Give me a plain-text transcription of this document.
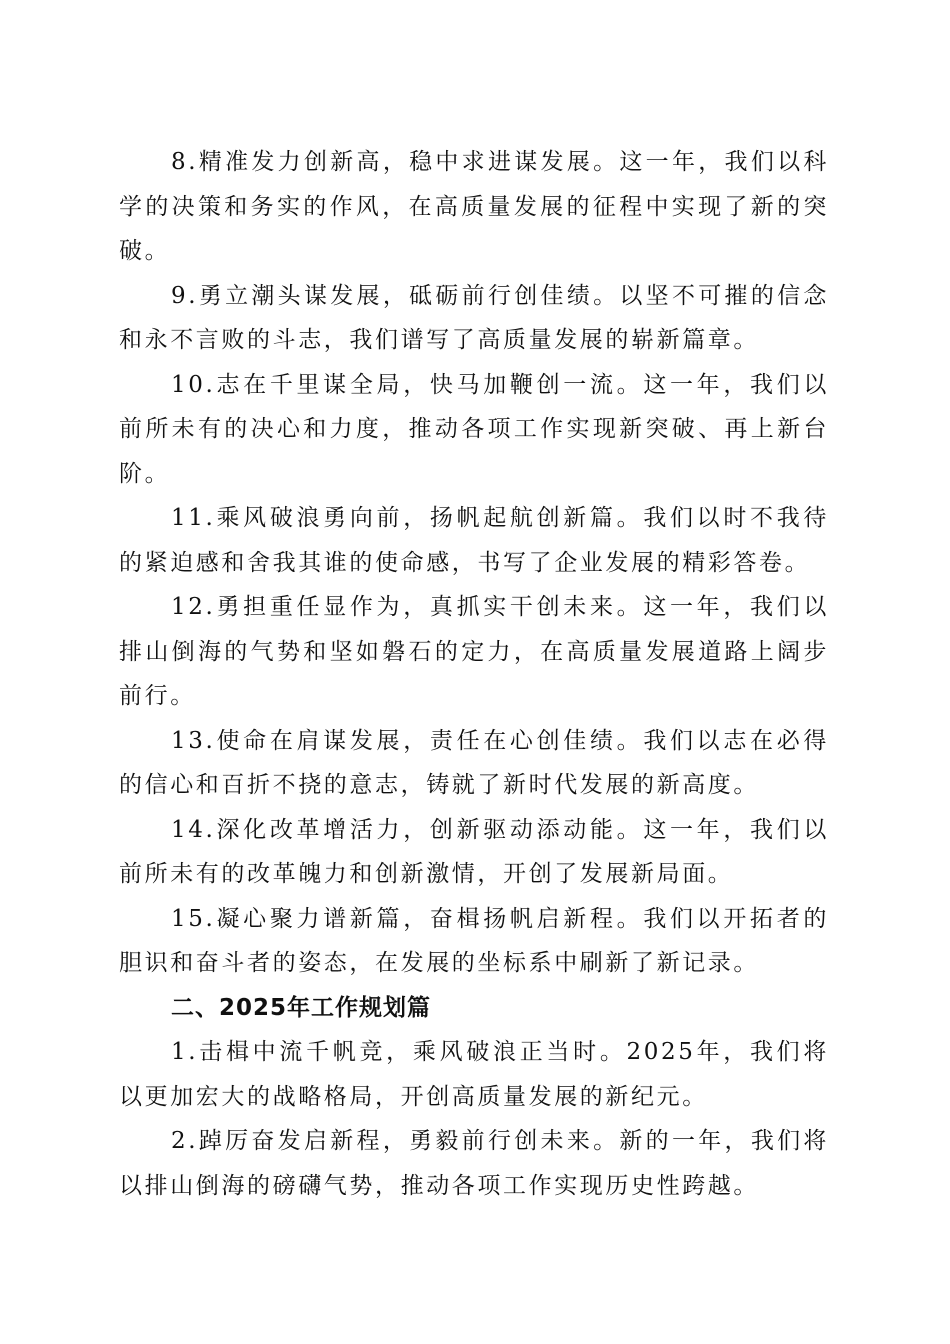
8.精准发力创新高，稳中求进谋发展。这一年，我们以科学的决策和务实的作风，在高质量发展的征程中实现了新的突破。

9.勇立潮头谋发展，砥砺前行创佳绩。以坚不可摧的信念和永不言败的斗志，我们谱写了高质量发展的崭新篇章。

10.志在千里谋全局，快马加鞭创一流。这一年，我们以前所未有的决心和力度，推动各项工作实现新突破、再上新台阶。

11.乘风破浪勇向前，扬帆起航创新篇。我们以时不我待的紧迫感和舍我其谁的使命感，书写了企业发展的精彩答卷。

12.勇担重任显作为，真抓实干创未来。这一年，我们以排山倒海的气势和坚如磐石的定力，在高质量发展道路上阔步前行。

13.使命在肩谋发展，责任在心创佳绩。我们以志在必得的信心和百折不挠的意志，铸就了新时代发展的新高度。

14.深化改革增活力，创新驱动添动能。这一年，我们以前所未有的改革魄力和创新激情，开创了发展新局面。

15.凝心聚力谱新篇，奋楫扬帆启新程。我们以开拓者的胆识和奋斗者的姿态，在发展的坐标系中刷新了新记录。

二、2025年工作规划篇

1.击楫中流千帆竞，乘风破浪正当时。2025年，我们将以更加宏大的战略格局，开创高质量发展的新纪元。

2.踔厉奋发启新程，勇毅前行创未来。新的一年，我们将以排山倒海的磅礴气势，推动各项工作实现历史性跨越。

▶ _What is required_
Pictures are to be left out; the records above must be repeated word for word.

▶ _Right answer_
Give me a plain-text transcription of this document.
8.精准发力创新高，稳中求进谋发展。这一年，我们以科学的决策和务实的作风，在高质量发展的征程中实现了新的突破。

9.勇立潮头谋发展，砥砺前行创佳绩。以坚不可摧的信念和永不言败的斗志，我们谱写了高质量发展的崭新篇章。

10.志在千里谋全局，快马加鞭创一流。这一年，我们以前所未有的决心和力度，推动各项工作实现新突破、再上新台阶。

11.乘风破浪勇向前，扬帆起航创新篇。我们以时不我待的紧迫感和舍我其谁的使命感，书写了企业发展的精彩答卷。

12.勇担重任显作为，真抓实干创未来。这一年，我们以排山倒海的气势和坚如磐石的定力，在高质量发展道路上阔步前行。

13.使命在肩谋发展，责任在心创佳绩。我们以志在必得的信心和百折不挠的意志，铸就了新时代发展的新高度。

14.深化改革增活力，创新驱动添动能。这一年，我们以前所未有的改革魄力和创新激情，开创了发展新局面。

15.凝心聚力谱新篇，奋楫扬帆启新程。我们以开拓者的胆识和奋斗者的姿态，在发展的坐标系中刷新了新记录。

二、2025年工作规划篇

1.击楫中流千帆竞，乘风破浪正当时。2025年，我们将以更加宏大的战略格局，开创高质量发展的新纪元。

2.踔厉奋发启新程，勇毅前行创未来。新的一年，我们将以排山倒海的磅礴气势，推动各项工作实现历史性跨越。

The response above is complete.